Short exercise:
Repeat every record below exactly, leaving out the pictures.

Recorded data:
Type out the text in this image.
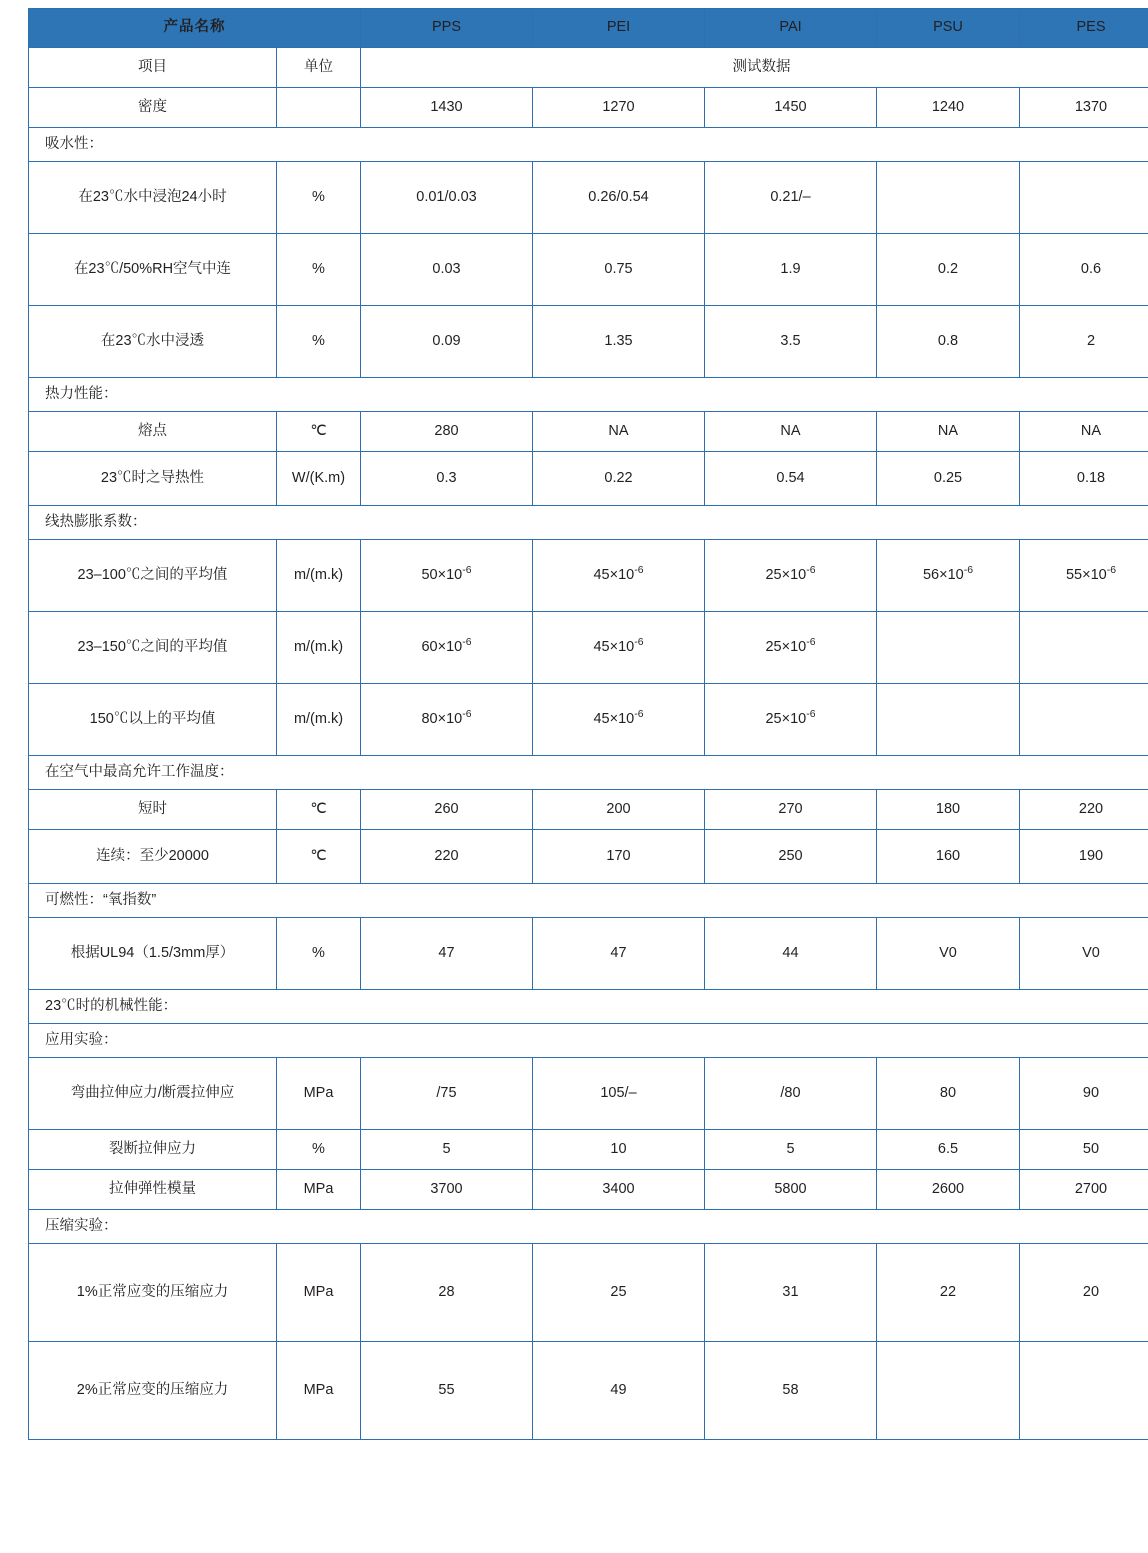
产品名称		PPS	PEI	PAI	PSU	PES
项目	单位	测试数据				
密度		1430	1270	1450	1240	1370
吸水性：						
在23℃水中浸泡24小时	%	0.01/0.03	0.26/0.54	0.21/–		
在23℃/50%RH空气中连	%	0.03	0.75	1.9	0.2	0.6
在23℃水中浸透	%	0.09	1.35	3.5	0.8	2
热力性能：						
熔点	℃	280	NA	NA	NA	NA
23℃时之导热性	W/(K.m)	0.3	0.22	0.54	0.25	0.18
线热膨胀系数：						
23–100℃之间的平均值	m/(m.k)	$50\times 10^{-6}$	$45\times 10^{-6}$	$25\times 10^{-6}$	$56\times 10^{-6}$	$55\times 10^{-6}$
23–150℃之间的平均值	m/(m.k)	$60\times 10^{-6}$	$45\times 10^{-6}$	$25\times 10^{-6}$		
150℃以上的平均值	m/(m.k)	$80\times 10^{-6}$	$45\times 10^{-6}$	$25\times 10^{-6}$		
在空气中最高允许工作温度：						
短时	℃	260	200	270	180	220
连续：至少20000	℃	220	170	250	160	190
可燃性：“氧指数”						
根据UL94（1.5/3mm厚）	%	47	47	44	V0	V0
23℃时的机械性能：						
应用实验：						
弯曲拉伸应力/断震拉伸应	MPa	/75	105/–	/80	80	90
裂断拉伸应力	%	5	10	5	6.5	50
拉伸弹性模量	MPa	3700	3400	5800	2600	2700
压缩实验：						
1%正常应变的压缩应力	MPa	28	25	31	22	20
2%正常应变的压缩应力	MPa	55	49	58		
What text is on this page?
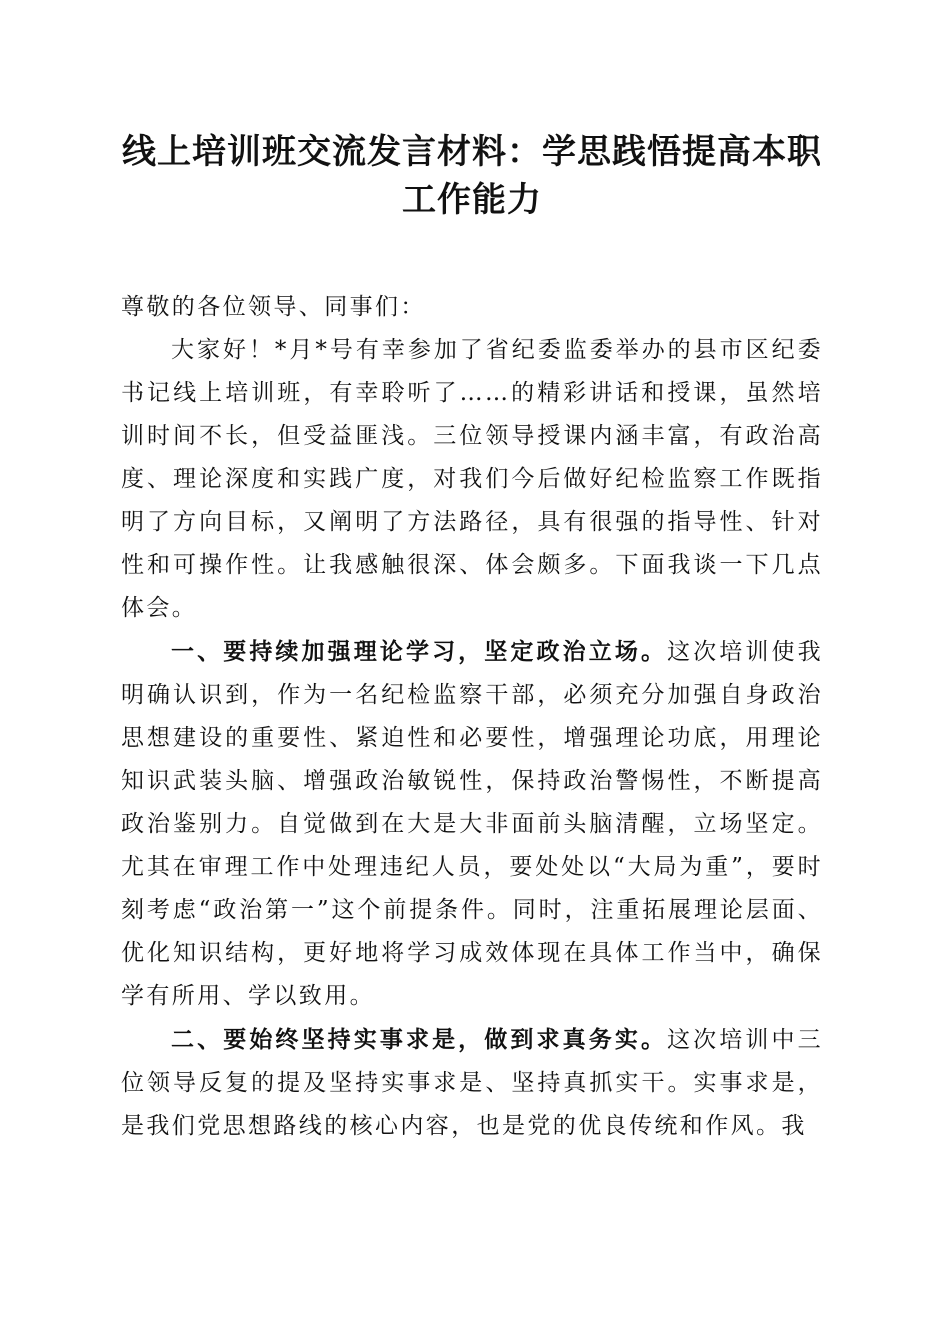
线上培训班交流发言材料：学思践悟提高本职工作能力

尊敬的各位领导、同事们：

大家好！*月*号有幸参加了省纪委监委举办的县市区纪委书记线上培训班，有幸聆听了……的精彩讲话和授课，虽然培训时间不长，但受益匪浅。三位领导授课内涵丰富，有政治高度、理论深度和实践广度，对我们今后做好纪检监察工作既指明了方向目标，又阐明了方法路径，具有很强的指导性、针对性和可操作性。让我感触很深、体会颇多。下面我谈一下几点体会。

一、要持续加强理论学习，坚定政治立场。这次培训使我明确认识到，作为一名纪检监察干部，必须充分加强自身政治思想建设的重要性、紧迫性和必要性，增强理论功底，用理论知识武装头脑、增强政治敏锐性，保持政治警惕性，不断提高政治鉴别力。自觉做到在大是大非面前头脑清醒，立场坚定。尤其在审理工作中处理违纪人员，要处处以“大局为重”，要时刻考虑“政治第一”这个前提条件。同时，注重拓展理论层面、优化知识结构，更好地将学习成效体现在具体工作当中，确保学有所用、学以致用。

二、要始终坚持实事求是，做到求真务实。这次培训中三位领导反复的提及坚持实事求是、坚持真抓实干。实事求是，是我们党思想路线的核心内容，也是党的优良传统和作风。我
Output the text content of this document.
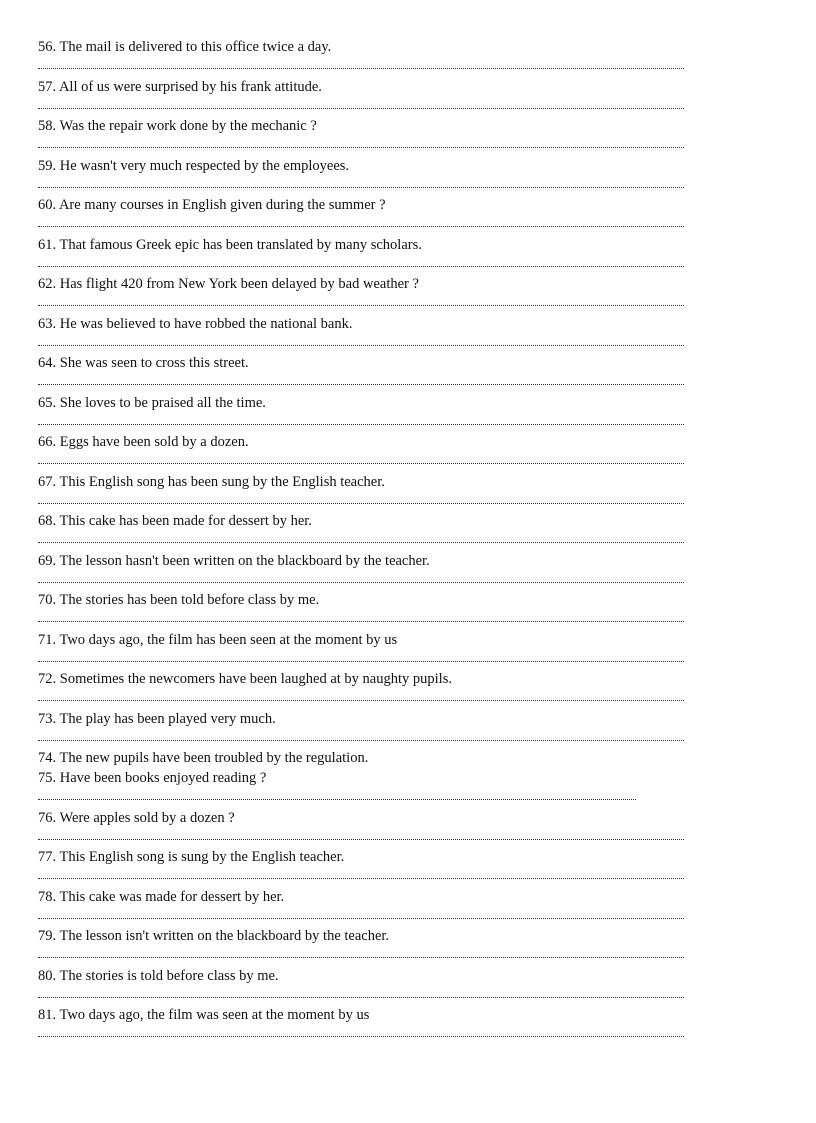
56. The mail is delivered to this office twice a day.
57. All of us were surprised by his frank attitude.
58. Was the repair work done by the mechanic ?
59. He wasn't very much respected by the employees.
60. Are many courses in English given during the summer ?
61. That famous Greek epic has been translated by many scholars.
62. Has flight 420 from New York been delayed by bad weather ?
63. He was believed to have robbed the national bank.
64. She was seen to cross this street.
65. She loves to be praised all the time.
66. Eggs have been sold by a dozen.
67. This English song has been sung by the English teacher.
68. This cake has been made for dessert by her.
69. The lesson hasn't been written on the blackboard by the teacher.
70. The stories has been told before class by me.
71. Two days ago, the film has been seen at the moment by us
72. Sometimes the newcomers have been laughed at by naughty pupils.
73. The play has been played very much.
74. The new pupils have been troubled by the regulation.
75. Have been books enjoyed reading ?
76. Were apples sold by a dozen ?
77. This English song is sung by the English teacher.
78. This cake was made for dessert by her.
79. The lesson isn't written on the blackboard by the teacher.
80. The stories is told before class by me.
81. Two days ago, the film was seen at the moment by us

Exercise result:
Type out the text in this image.
产品名称		PPS	PEI	PAI	PSU	PES
项目	单位	测试数据				
密度		1430	1270	1450	1240	1370
吸水性：						
在23℃水中浸泡24小时	%	0.01/0.03	0.26/0.54	0.21/–		
在23℃/50%RH空气中连	%	0.03	0.75	1.9	0.2	0.6
在23℃水中浸透	%	0.09	1.35	3.5	0.8	2
热力性能：						
熔点	℃	280	NA	NA	NA	NA
23℃时之导热性	W/(K.m)	0.3	0.22	0.54	0.25	0.18
线热膨胀系数：						
23–100℃之间的平均值	m/(m.k)	$50\times 10^{-6}$	$45\times 10^{-6}$	$25\times 10^{-6}$	$56\times 10^{-6}$	$55\times 10^{-6}$
23–150℃之间的平均值	m/(m.k)	$60\times 10^{-6}$	$45\times 10^{-6}$	$25\times 10^{-6}$		
150℃以上的平均值	m/(m.k)	$80\times 10^{-6}$	$45\times 10^{-6}$	$25\times 10^{-6}$		
在空气中最高允许工作温度：						
短时	℃	260	200	270	180	220
连续：至少20000	℃	220	170	250	160	190
可燃性：“氧指数”						
根据UL94（1.5/3mm厚）	%	47	47	44	V0	V0
23℃时的机械性能：						
应用实验：						
弯曲拉伸应力/断震拉伸应	MPa	/75	105/–	/80	80	90
裂断拉伸应力	%	5	10	5	6.5	50
拉伸弹性模量	MPa	3700	3400	5800	2600	2700
压缩实验：						
1%正常应变的压缩应力	MPa	28	25	31	22	20
2%正常应变的压缩应力	MPa	55	49	58		
What text is on this page?
线上培训班交流发言材料：学思践悟提高本职工作能力

尊敬的各位领导、同事们：

大家好！*月*号有幸参加了省纪委监委举办的县市区纪委书记线上培训班，有幸聆听了……的精彩讲话和授课，虽然培训时间不长，但受益匪浅。三位领导授课内涵丰富，有政治高度、理论深度和实践广度，对我们今后做好纪检监察工作既指明了方向目标，又阐明了方法路径，具有很强的指导性、针对性和可操作性。让我感触很深、体会颇多。下面我谈一下几点体会。

一、要持续加强理论学习，坚定政治立场。这次培训使我明确认识到，作为一名纪检监察干部，必须充分加强自身政治思想建设的重要性、紧迫性和必要性，增强理论功底，用理论知识武装头脑、增强政治敏锐性，保持政治警惕性，不断提高政治鉴别力。自觉做到在大是大非面前头脑清醒，立场坚定。尤其在审理工作中处理违纪人员，要处处以“大局为重”，要时刻考虑“政治第一”这个前提条件。同时，注重拓展理论层面、优化知识结构，更好地将学习成效体现在具体工作当中，确保学有所用、学以致用。

二、要始终坚持实事求是，做到求真务实。这次培训中三位领导反复的提及坚持实事求是、坚持真抓实干。实事求是，是我们党思想路线的核心内容，也是党的优良传统和作风。我
Output the text content of this document.
56. The mail is delivered to this office twice a day.
57. All of us were surprised by his frank attitude.
58. Was the repair work done by the mechanic ?
59. He wasn't very much respected by the employees.
60. Are many courses in English given during the summer ?
61. That famous Greek epic has been translated by many scholars.
62. Has flight 420 from New York been delayed by bad weather ?
63. He was believed to have robbed the national bank.
64. She was seen to cross this street.
65. She loves to be praised all the time.
66. Eggs have been sold by a dozen.
67. This English song has been sung by the English teacher.
68. This cake has been made for dessert by her.
69. The lesson hasn't been written on the blackboard by the teacher.
70. The stories has been told before class by me.
71. Two days ago, the film has been seen at the moment by us
72. Sometimes the newcomers have been laughed at by naughty pupils.
73. The play has been played very much.
74. The new pupils have been troubled by the regulation.
75. Have been books enjoyed reading ?
76. Were apples sold by a dozen ?
77. This English song is sung by the English teacher.
78. This cake was made for dessert by her.
79. The lesson isn't written on the blackboard by the teacher.
80. The stories is told before class by me.
81. Two days ago, the film was seen at the moment by us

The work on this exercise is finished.